> [EXERCISE TASK] With the pictures omitted, write out the entries that follow exactly as they stand.

> [RECORDS TO USE]
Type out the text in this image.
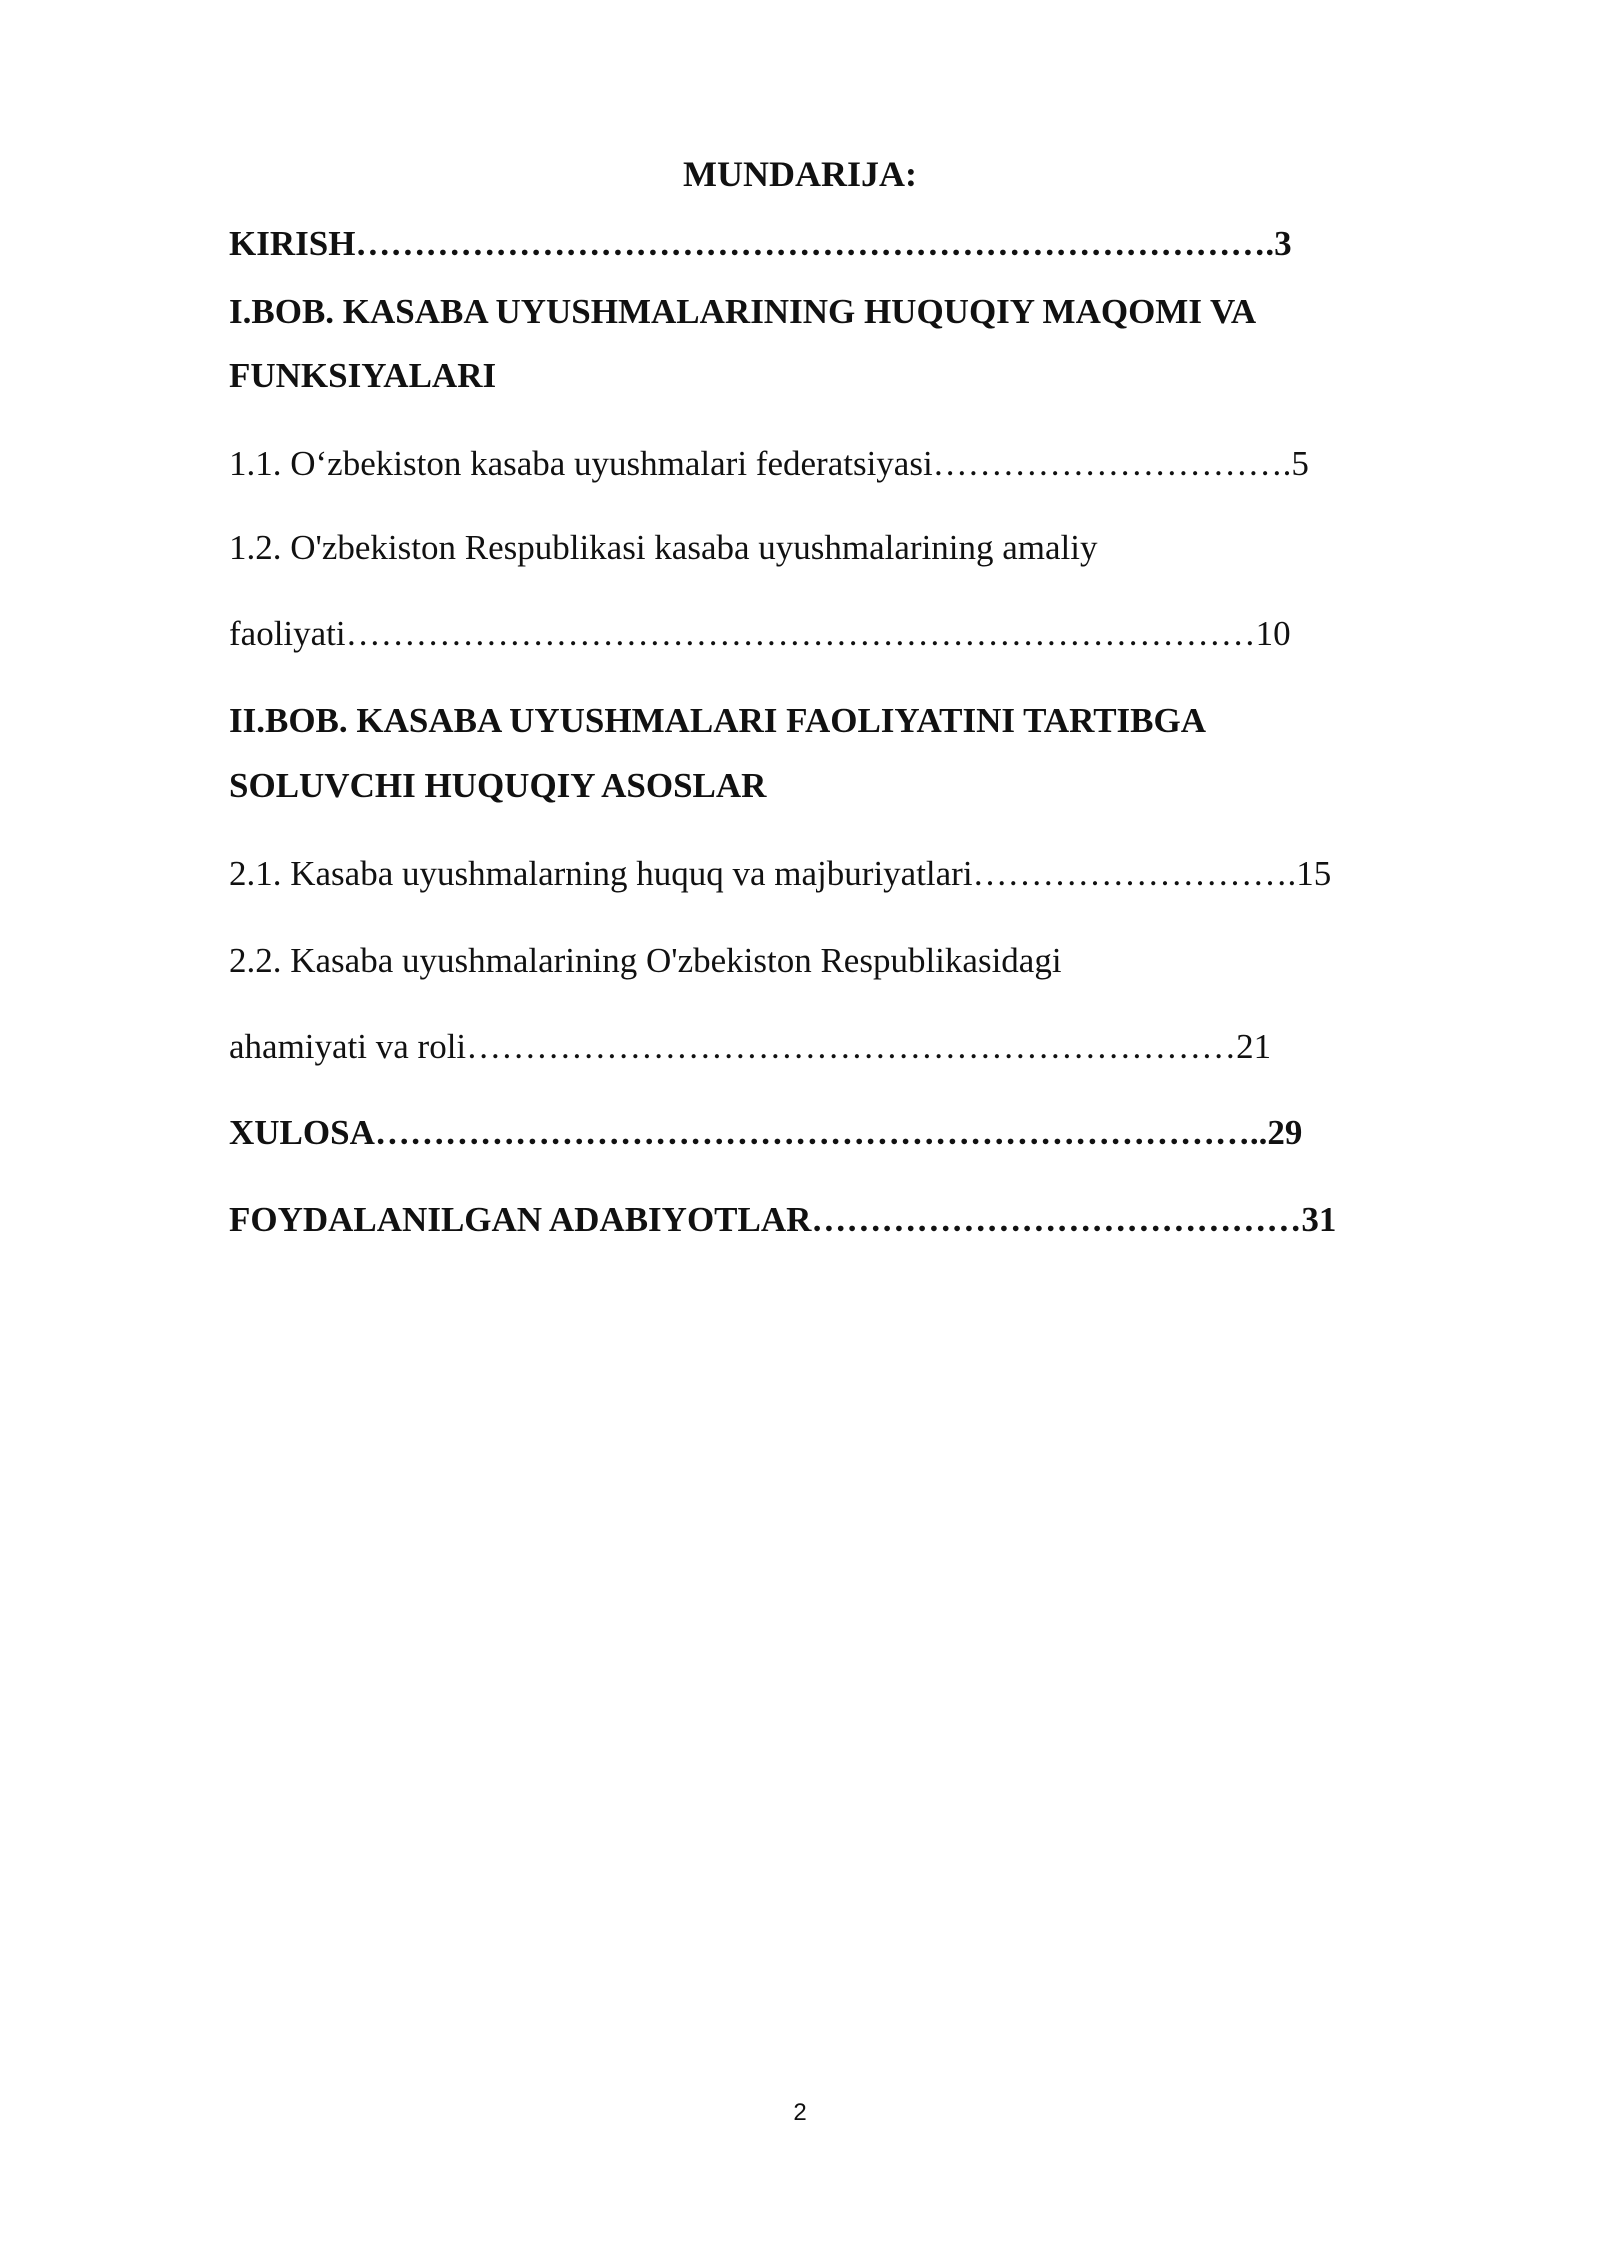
MUNDARIJA:
KIRISH…………………………………………………………………….3
I.BOB. KASABA UYUSHMALARINING HUQUQIY MAQOMI VA
FUNKSIYALARI
1.1. O‘zbekiston kasaba uyushmalari federatsiyasi………………………….5
1.2. O'zbekiston Respublikasi kasaba uyushmalarining amaliy
faoliyati……………………………………………………………………10
II.BOB. KASABA UYUSHMALARI FAOLIYATINI TARTIBGA
SOLUVCHI HUQUQIY ASOSLAR
2.1. Kasaba uyushmalarning huquq va majburiyatlari……………………….15
2.2. Kasaba uyushmalarining O'zbekiston Respublikasidagi
ahamiyati va roli…………………………………………………………21
XULOSA…………………………………………………………………..29
FOYDALANILGAN ADABIYOTLAR……………………………………31
2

> [RESULT FOR THIS EXERCISE]
Type out the text in this image.
MUNDARIJA:
KIRISH…………………………………………………………………….3
I.BOB. KASABA UYUSHMALARINING HUQUQIY MAQOMI VA
FUNKSIYALARI
1.1. O‘zbekiston kasaba uyushmalari federatsiyasi………………………….5
1.2. O'zbekiston Respublikasi kasaba uyushmalarining amaliy
faoliyati……………………………………………………………………10
II.BOB. KASABA UYUSHMALARI FAOLIYATINI TARTIBGA
SOLUVCHI HUQUQIY ASOSLAR
2.1. Kasaba uyushmalarning huquq va majburiyatlari……………………….15
2.2. Kasaba uyushmalarining O'zbekiston Respublikasidagi
ahamiyati va roli…………………………………………………………21
XULOSA…………………………………………………………………..29
FOYDALANILGAN ADABIYOTLAR……………………………………31
2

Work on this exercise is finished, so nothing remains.